▸ What is asked
Can you reproduce all of the records below with every "cell-shutdown-time" swapped for "cell-shutdown-duration", keeping everything else the same and leaving out the pictures?

▸ Records supplied
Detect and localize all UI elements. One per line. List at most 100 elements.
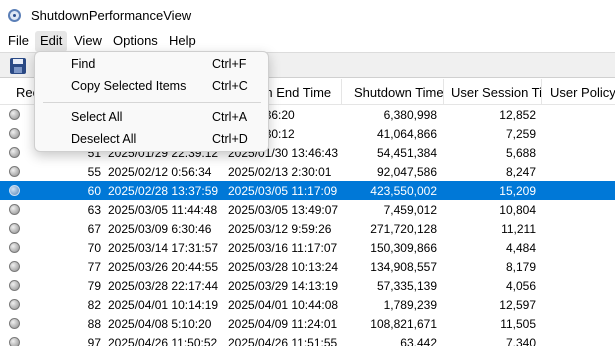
cell-end-time: 2025/04/26 11:51:55: [228, 336, 338, 346]
copy-selected-label: Copy Selected Items: [71, 79, 187, 93]
menu-item-deselect-all[interactable]: Deselect All Ctrl+D: [39, 128, 265, 150]
cell-rec: 79: [87, 279, 101, 293]
cell-shutdown-time: 57,335,139: [376, 279, 437, 293]
cell-shutdown-time: 271,720,128: [370, 222, 437, 236]
table-row[interactable]: 82 2025/04/01 10:14:19 2025/04/01 10:44:08…: [0, 295, 615, 314]
title-bar: ShutdownPerformanceView: [0, 0, 615, 31]
cell-rec: 70: [87, 241, 101, 255]
status-dot-icon: [9, 109, 20, 120]
cell-start-time: 2025/03/09 6:30:46: [108, 222, 212, 236]
find-shortcut: Ctrl+F: [212, 57, 247, 71]
cell-end-time: 2025/03/28 10:13:24: [228, 260, 339, 274]
cell-shutdown-time: 423,550,002: [370, 184, 437, 198]
cell-user-session: 7,259: [505, 127, 536, 141]
table-row[interactable]: 67 2025/03/09 6:30:46 2025/03/12 9:59:26 27…: [0, 219, 615, 238]
cell-start-time: 2025/03/14 17:31:57: [108, 241, 219, 255]
cell-shutdown-time: 63,442: [400, 336, 437, 346]
cell-rec: 63: [87, 203, 101, 217]
cell-shutdown-time: 134,908,557: [370, 260, 437, 274]
status-dot-icon: [9, 128, 20, 139]
cell-shutdown-time: 6,380,998: [383, 108, 437, 122]
cell-user-session: 10,804: [499, 203, 536, 217]
table-row[interactable]: 63 2025/03/05 11:44:48 2025/03/05 13:49:07…: [0, 200, 615, 219]
cell-rec: 77: [87, 260, 101, 274]
cell-start-time: 2025/03/05 11:44:48: [108, 203, 218, 217]
cell-user-session: 15,209: [499, 184, 536, 198]
copy-selected-shortcut: Ctrl+C: [212, 79, 248, 93]
menu-separator: [43, 102, 261, 103]
cell-end-time: 2025/04/01 10:44:08: [228, 298, 339, 312]
status-dot-icon: [9, 204, 20, 215]
cell-shutdown-time: 54,451,384: [376, 146, 437, 160]
menu-help[interactable]: Help: [164, 31, 201, 52]
cell-rec: 55: [87, 165, 101, 179]
window-title: ShutdownPerformanceView: [31, 8, 192, 23]
status-dot-icon: [9, 223, 20, 234]
cell-user-session: 12,597: [499, 298, 536, 312]
save-icon[interactable]: [10, 58, 26, 74]
status-dot-icon: [9, 242, 20, 253]
cell-user-session: 11,211: [501, 222, 536, 236]
cell-rec: 60: [87, 184, 101, 198]
table-row[interactable]: 70 2025/03/14 17:31:57 2025/03/16 11:17:07…: [0, 238, 615, 257]
deselect-all-label: Deselect All: [71, 132, 137, 146]
cell-end-time: 2025/03/05 11:17:09: [228, 184, 338, 198]
cell-user-session: 11,505: [500, 317, 536, 331]
table-row[interactable]: 97 2025/04/26 11:50:52 2025/04/26 11:51:55…: [0, 333, 615, 346]
status-dot-icon: [9, 280, 20, 291]
menu-item-copy-selected[interactable]: Copy Selected Items Ctrl+C: [39, 75, 265, 97]
menu-options[interactable]: Options: [108, 31, 163, 52]
table-row[interactable]: 88 2025/04/08 5:10:20 2025/04/09 11:24:01 1…: [0, 314, 615, 333]
status-dot-icon: [9, 261, 20, 272]
cell-end-time: 2025/02/13 2:30:01: [228, 165, 332, 179]
menu-bar: File Edit View Options Help: [0, 31, 615, 52]
status-dot-icon: [9, 147, 20, 158]
cell-user-session: 5,688: [505, 146, 536, 160]
status-dot-icon: [9, 318, 20, 329]
menu-file[interactable]: File: [3, 31, 34, 52]
menu-edit[interactable]: Edit: [35, 31, 68, 52]
cell-rec: 82: [87, 298, 101, 312]
status-dot-icon: [9, 337, 20, 346]
deselect-all-shortcut: Ctrl+D: [212, 132, 248, 146]
cell-start-time: 2025/03/28 22:17:44: [108, 279, 219, 293]
cell-shutdown-time: 41,064,866: [376, 127, 437, 141]
cell-user-session: 4,484: [505, 241, 536, 255]
cell-shutdown-time: 108,821,671: [370, 317, 437, 331]
cell-user-session: 8,179: [505, 260, 536, 274]
cell-rec: 97: [87, 336, 101, 346]
cell-start-time: 2025/02/28 13:37:59: [108, 184, 219, 198]
column-header-user-policy[interactable]: User Policy T: [542, 79, 615, 105]
table-row[interactable]: 60 2025/02/28 13:37:59 2025/03/05 11:17:09…: [0, 181, 615, 200]
cell-start-time: 2025/04/01 10:14:19: [108, 298, 219, 312]
table-row[interactable]: 79 2025/03/28 22:17:44 2025/03/29 14:13:19…: [0, 276, 615, 295]
cell-user-session: 8,247: [505, 165, 536, 179]
table-row[interactable]: 77 2025/03/26 20:44:55 2025/03/28 10:13:24…: [0, 257, 615, 276]
select-all-label: Select All: [71, 110, 123, 124]
cell-shutdown-time: 1,789,239: [383, 298, 437, 312]
status-dot-icon: [9, 185, 20, 196]
menu-item-select-all[interactable]: Select All Ctrl+A: [39, 106, 265, 128]
cell-rec: 67: [87, 222, 101, 236]
status-dot-icon: [9, 166, 20, 177]
edit-menu-dropdown: Find Ctrl+F Copy Selected Items Ctrl+C S…: [34, 51, 269, 152]
column-header-user-session[interactable]: User Session Ti...: [444, 79, 542, 105]
column-header-rec[interactable]: Rec: [0, 79, 38, 105]
cell-start-time: 2025/03/26 20:44:55: [108, 260, 219, 274]
menu-view[interactable]: View: [69, 31, 107, 52]
column-header-shutdown-time[interactable]: Shutdown Time: [342, 79, 444, 105]
cell-start-time: 2025/04/26 11:50:52: [108, 336, 218, 346]
cell-end-time: 2025/03/29 14:13:19: [228, 279, 339, 293]
select-all-shortcut: Ctrl+A: [212, 110, 248, 124]
cell-end-time: 2025/03/16 11:17:07: [228, 241, 338, 255]
app-icon: [8, 9, 21, 22]
cell-rec: 88: [87, 317, 101, 331]
cell-user-session: 12,852: [499, 108, 536, 122]
find-label: Find: [71, 57, 96, 71]
cell-end-time: 2025/04/09 11:24:01: [228, 317, 338, 331]
cell-shutdown-time: 150,309,866: [370, 241, 437, 255]
menu-item-find[interactable]: Find Ctrl+F: [39, 53, 265, 75]
table-row[interactable]: 55 2025/02/12 0:56:34 2025/02/13 2:30:01 92…: [0, 162, 615, 181]
cell-user-session: 7,340: [505, 336, 536, 346]
cell-start-time: 2025/04/08 5:10:20: [108, 317, 212, 331]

▸ Solved exercise
Detect and localize all UI elements. One per line. List at most 100 elements.
cell-end-time: 2025/04/26 11:51:55: [228, 336, 338, 346]
copy-selected-label: Copy Selected Items: [71, 79, 187, 93]
menu-item-deselect-all[interactable]: Deselect All Ctrl+D: [39, 128, 265, 150]
cell-rec: 79: [87, 279, 101, 293]
cell-shutdown-duration: 57,335,139: [376, 279, 437, 293]
cell-shutdown-duration: 271,720,128: [370, 222, 437, 236]
table-row[interactable]: 82 2025/04/01 10:14:19 2025/04/01 10:44:08…: [0, 295, 615, 314]
title-bar: ShutdownPerformanceView: [0, 0, 615, 31]
cell-rec: 70: [87, 241, 101, 255]
status-dot-icon: [9, 109, 20, 120]
cell-start-time: 2025/03/09 6:30:46: [108, 222, 212, 236]
find-shortcut: Ctrl+F: [212, 57, 247, 71]
cell-end-time: 2025/03/28 10:13:24: [228, 260, 339, 274]
cell-shutdown-duration: 423,550,002: [370, 184, 437, 198]
cell-user-session: 7,259: [505, 127, 536, 141]
table-row[interactable]: 67 2025/03/09 6:30:46 2025/03/12 9:59:26 27…: [0, 219, 615, 238]
cell-start-time: 2025/03/14 17:31:57: [108, 241, 219, 255]
cell-shutdown-duration: 63,442: [400, 336, 437, 346]
cell-rec: 63: [87, 203, 101, 217]
cell-shutdown-duration: 134,908,557: [370, 260, 437, 274]
status-dot-icon: [9, 128, 20, 139]
cell-shutdown-duration: 6,380,998: [383, 108, 437, 122]
cell-user-session: 10,804: [499, 203, 536, 217]
table-row[interactable]: 63 2025/03/05 11:44:48 2025/03/05 13:49:07…: [0, 200, 615, 219]
cell-rec: 77: [87, 260, 101, 274]
cell-start-time: 2025/03/05 11:44:48: [108, 203, 218, 217]
cell-user-session: 15,209: [499, 184, 536, 198]
copy-selected-shortcut: Ctrl+C: [212, 79, 248, 93]
menu-separator: [43, 102, 261, 103]
cell-end-time: 2025/04/01 10:44:08: [228, 298, 339, 312]
status-dot-icon: [9, 204, 20, 215]
cell-shutdown-duration: 54,451,384: [376, 146, 437, 160]
menu-help[interactable]: Help: [164, 31, 201, 52]
cell-rec: 55: [87, 165, 101, 179]
window-title: ShutdownPerformanceView: [31, 8, 192, 23]
status-dot-icon: [9, 223, 20, 234]
cell-user-session: 12,597: [499, 298, 536, 312]
save-icon[interactable]: [10, 58, 26, 74]
status-dot-icon: [9, 242, 20, 253]
cell-user-session: 11,211: [501, 222, 536, 236]
cell-rec: 60: [87, 184, 101, 198]
table-row[interactable]: 70 2025/03/14 17:31:57 2025/03/16 11:17:07…: [0, 238, 615, 257]
deselect-all-label: Deselect All: [71, 132, 137, 146]
cell-end-time: 2025/03/05 11:17:09: [228, 184, 338, 198]
cell-user-session: 11,505: [500, 317, 536, 331]
table-row[interactable]: 97 2025/04/26 11:50:52 2025/04/26 11:51:55…: [0, 333, 615, 346]
status-dot-icon: [9, 280, 20, 291]
menu-item-copy-selected[interactable]: Copy Selected Items Ctrl+C: [39, 75, 265, 97]
menu-options[interactable]: Options: [108, 31, 163, 52]
table-row[interactable]: 88 2025/04/08 5:10:20 2025/04/09 11:24:01 1…: [0, 314, 615, 333]
status-dot-icon: [9, 261, 20, 272]
cell-end-time: 2025/02/13 2:30:01: [228, 165, 332, 179]
menu-bar: File Edit View Options Help: [0, 31, 615, 52]
status-dot-icon: [9, 147, 20, 158]
cell-user-session: 5,688: [505, 146, 536, 160]
status-dot-icon: [9, 318, 20, 329]
menu-file[interactable]: File: [3, 31, 34, 52]
menu-edit[interactable]: Edit: [35, 31, 68, 52]
cell-rec: 82: [87, 298, 101, 312]
status-dot-icon: [9, 337, 20, 346]
deselect-all-shortcut: Ctrl+D: [212, 132, 248, 146]
cell-start-time: 2025/03/28 22:17:44: [108, 279, 219, 293]
cell-shutdown-duration: 41,064,866: [376, 127, 437, 141]
cell-user-session: 4,484: [505, 241, 536, 255]
cell-shutdown-duration: 108,821,671: [370, 317, 437, 331]
cell-user-session: 8,179: [505, 260, 536, 274]
cell-rec: 97: [87, 336, 101, 346]
cell-start-time: 2025/02/28 13:37:59: [108, 184, 219, 198]
column-header-user-policy[interactable]: User Policy T: [542, 79, 615, 105]
table-row[interactable]: 60 2025/02/28 13:37:59 2025/03/05 11:17:09…: [0, 181, 615, 200]
cell-start-time: 2025/04/01 10:14:19: [108, 298, 219, 312]
table-row[interactable]: 79 2025/03/28 22:17:44 2025/03/29 14:13:19…: [0, 276, 615, 295]
cell-user-session: 8,247: [505, 165, 536, 179]
table-row[interactable]: 77 2025/03/26 20:44:55 2025/03/28 10:13:24…: [0, 257, 615, 276]
select-all-label: Select All: [71, 110, 123, 124]
cell-shutdown-duration: 1,789,239: [383, 298, 437, 312]
status-dot-icon: [9, 185, 20, 196]
menu-item-select-all[interactable]: Select All Ctrl+A: [39, 106, 265, 128]
cell-rec: 67: [87, 222, 101, 236]
status-dot-icon: [9, 166, 20, 177]
edit-menu-dropdown: Find Ctrl+F Copy Selected Items Ctrl+C S…: [34, 51, 269, 152]
column-header-user-session[interactable]: User Session Ti...: [444, 79, 542, 105]
column-header-rec[interactable]: Rec: [0, 79, 38, 105]
cell-start-time: 2025/03/26 20:44:55: [108, 260, 219, 274]
menu-view[interactable]: View: [69, 31, 107, 52]
column-header-shutdown-time[interactable]: Shutdown Time: [342, 79, 444, 105]
cell-start-time: 2025/04/26 11:50:52: [108, 336, 218, 346]
cell-end-time: 2025/03/29 14:13:19: [228, 279, 339, 293]
select-all-shortcut: Ctrl+A: [212, 110, 248, 124]
cell-end-time: 2025/03/16 11:17:07: [228, 241, 338, 255]
app-icon: [8, 9, 21, 22]
cell-rec: 88: [87, 317, 101, 331]
cell-user-session: 12,852: [499, 108, 536, 122]
find-label: Find: [71, 57, 96, 71]
cell-end-time: 2025/04/09 11:24:01: [228, 317, 338, 331]
cell-shutdown-duration: 150,309,866: [370, 241, 437, 255]
menu-item-find[interactable]: Find Ctrl+F: [39, 53, 265, 75]
table-row[interactable]: 55 2025/02/12 0:56:34 2025/02/13 2:30:01 92…: [0, 162, 615, 181]
cell-user-session: 7,340: [505, 336, 536, 346]
cell-start-time: 2025/04/08 5:10:20: [108, 317, 212, 331]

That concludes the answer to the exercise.